## start SUPPLIED MATERIAL
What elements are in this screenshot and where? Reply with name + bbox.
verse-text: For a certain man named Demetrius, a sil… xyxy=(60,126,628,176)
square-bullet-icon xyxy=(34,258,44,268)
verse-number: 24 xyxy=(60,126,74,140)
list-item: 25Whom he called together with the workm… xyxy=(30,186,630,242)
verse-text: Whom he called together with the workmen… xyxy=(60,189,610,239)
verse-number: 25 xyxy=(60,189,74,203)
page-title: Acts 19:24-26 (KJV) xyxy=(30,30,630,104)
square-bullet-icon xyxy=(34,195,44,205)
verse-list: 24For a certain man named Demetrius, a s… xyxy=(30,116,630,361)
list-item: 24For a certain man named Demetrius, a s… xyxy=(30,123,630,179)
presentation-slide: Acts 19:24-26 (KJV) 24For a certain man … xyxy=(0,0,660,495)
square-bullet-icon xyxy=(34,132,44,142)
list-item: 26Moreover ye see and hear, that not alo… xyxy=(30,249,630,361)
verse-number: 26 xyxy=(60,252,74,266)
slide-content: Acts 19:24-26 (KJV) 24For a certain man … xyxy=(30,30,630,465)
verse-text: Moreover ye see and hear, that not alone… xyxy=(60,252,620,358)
## end SUPPLIED MATERIAL
Copy every line of the material above word for word, keeping the same order.

What elements are in this screenshot and where? Reply with name + bbox.
verse-text: For a certain man named Demetrius, a sil… xyxy=(60,126,628,176)
square-bullet-icon xyxy=(34,258,44,268)
verse-number: 24 xyxy=(60,126,74,140)
list-item: 25Whom he called together with the workm… xyxy=(30,186,630,242)
verse-text: Whom he called together with the workmen… xyxy=(60,189,610,239)
verse-number: 25 xyxy=(60,189,74,203)
page-title: Acts 19:24-26 (KJV) xyxy=(30,30,630,104)
square-bullet-icon xyxy=(34,195,44,205)
verse-list: 24For a certain man named Demetrius, a s… xyxy=(30,116,630,361)
list-item: 24For a certain man named Demetrius, a s… xyxy=(30,123,630,179)
presentation-slide: Acts 19:24-26 (KJV) 24For a certain man … xyxy=(0,0,660,495)
square-bullet-icon xyxy=(34,132,44,142)
list-item: 26Moreover ye see and hear, that not alo… xyxy=(30,249,630,361)
verse-number: 26 xyxy=(60,252,74,266)
slide-content: Acts 19:24-26 (KJV) 24For a certain man … xyxy=(30,30,630,465)
verse-text: Moreover ye see and hear, that not alone… xyxy=(60,252,620,358)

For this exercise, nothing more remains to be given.